● **Document excerpt**:
__________

Evolutionary Computation

EVOLUTIONARY COMPUTATION

By Jay Jaganaath

It is a known fact that Man always tries to seek out natural phenomena and replicate it to its own benefit. A few notable examples include birds taken as inspiration when designing airplanes, burrs being taken as inspiration for velcro and so on. These replications, known as biomimicry, are used universally to engineer new innovations and solve real world problems.

Such biomimicry has been applied to the world of computing in an unconventional way. This biomimicry is known as a field known as evolutionary computation. In a broad definition, evolutionary computation is a family of algorithms for global optimisation inspired by biological evolution.To understand what evolutionary computing really means, it is first important to know what ‘optimisation’ really means. 
 
Optimisation, in the most general sense, is the selection of a best element (with regard to some criterion) from some set of available alternatives. In the most basic sense, Optimisation can include finding the maximum or minimum value of a function out of a set of points in the range of the function.
In evolutionary computing, a given set of option is continuosly updated until the optimal solution is found. This is derived from the Darwinian principle of ‘Survival of the Fittest’, which states that out of a population of organisms, only the ‘fittest’ can effectively survive and pass their genes on to the next generation.
In computing, such factors like ‘fitness’ are represented by a numerical value given to every option in the data set. In the ‘evolution’ of this data set, elements having the lowest ‘fitness’ in the set have a lower probability to ‘survive’ while the ‘surviving’ elements have a higher chance. During this process, random changes can be given to the properties of few ‘surviving’ options in the set in accordance to the ‘mutation’. Factors like ‘fitness’ and ‘mutation’ both correspond to specific functions that drive the data set towards an optimal solution through such algorithms.
An example of this algorithm in action would be a program which attempts to find a option in a given data set of words, which is identical to the word ‘UNICORN’. In order to achieve this, the program’s algorithm would assign a ‘fitness’ value to each word according to how many letters the word shares with the desired option. For example, if there was an option named ‘POPCORN’, the fitness factor of this option would be 4, as it has 4 letters in common with ‘UNICORN’. The ‘mutation’ function of the algorithm would switch each letter of the randomly chosen option with the next letter in the alphabet after each ‘generation’. For example, if ‘POPCORN’ were to be randomly chosen, the ‘mutation’ function would alter it to be ‘QPQDPSO’.
Evolutionary computing has proven to be invaluable when solving for different optimisation problems, as a program utilising such concepts can effectively find solutions faster and more efficiently than software designed by humans. It has many applications especially in the world of social media marketing. For example, the advertisements that appear on Social Media platforms are customised for each user in that an evolutionary algorithm is used to process the browsing history of the user to find out what kinds of advertisements would be most effective on the user.
In conclusion, Evolutionary computing, one of the few applications of natural systems in Computer Science, is an integral part of the world’s daily functioning.

__________

● **Directions**: In the evolutionary computation article, reproduce word for word the passage starting with "Such biomimicry has" and going on through "of the function.".

__________

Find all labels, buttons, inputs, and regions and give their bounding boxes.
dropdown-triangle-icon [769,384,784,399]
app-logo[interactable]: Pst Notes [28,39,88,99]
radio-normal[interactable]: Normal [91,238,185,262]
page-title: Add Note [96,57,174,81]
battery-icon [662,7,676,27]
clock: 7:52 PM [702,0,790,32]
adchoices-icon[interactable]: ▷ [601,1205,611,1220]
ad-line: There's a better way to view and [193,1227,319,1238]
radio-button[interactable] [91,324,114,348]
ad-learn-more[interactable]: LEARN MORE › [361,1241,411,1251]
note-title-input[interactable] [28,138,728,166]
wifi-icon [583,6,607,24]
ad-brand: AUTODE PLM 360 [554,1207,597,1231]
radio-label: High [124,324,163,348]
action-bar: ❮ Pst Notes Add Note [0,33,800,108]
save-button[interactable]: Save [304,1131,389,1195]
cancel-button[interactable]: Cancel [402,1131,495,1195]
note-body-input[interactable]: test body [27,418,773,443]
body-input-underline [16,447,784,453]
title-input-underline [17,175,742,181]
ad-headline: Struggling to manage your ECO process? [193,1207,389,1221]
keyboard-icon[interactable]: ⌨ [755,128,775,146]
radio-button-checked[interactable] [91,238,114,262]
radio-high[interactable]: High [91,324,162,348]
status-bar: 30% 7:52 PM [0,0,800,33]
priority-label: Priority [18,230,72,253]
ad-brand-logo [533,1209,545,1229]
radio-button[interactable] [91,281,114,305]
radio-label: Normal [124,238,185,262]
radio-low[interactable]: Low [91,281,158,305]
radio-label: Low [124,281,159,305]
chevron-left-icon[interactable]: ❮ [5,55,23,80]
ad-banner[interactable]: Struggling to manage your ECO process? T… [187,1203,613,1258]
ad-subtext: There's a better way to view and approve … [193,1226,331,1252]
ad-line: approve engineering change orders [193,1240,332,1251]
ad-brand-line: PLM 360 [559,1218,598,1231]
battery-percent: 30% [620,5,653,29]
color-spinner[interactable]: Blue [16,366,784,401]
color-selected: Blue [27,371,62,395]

__________

● **Solution**:
Such biomimicry has been applied to the world of computing in an unconventional way. This biomimicry is known as a field known as evolutionary computation. In a broad definition, evolutionary computation is a family of algorithms for global optimisation inspired by biological evolution.To understand what evolutionary computing really means, it is first important to know what ‘optimisation’ really means. 
 
Optimisation, in the most general sense, is the selection of a best element (with regard to some criterion) from some set of available alternatives. In the most basic sense, Optimisation can include finding the maximum or minimum value of a function out of a set of points in the range of the function.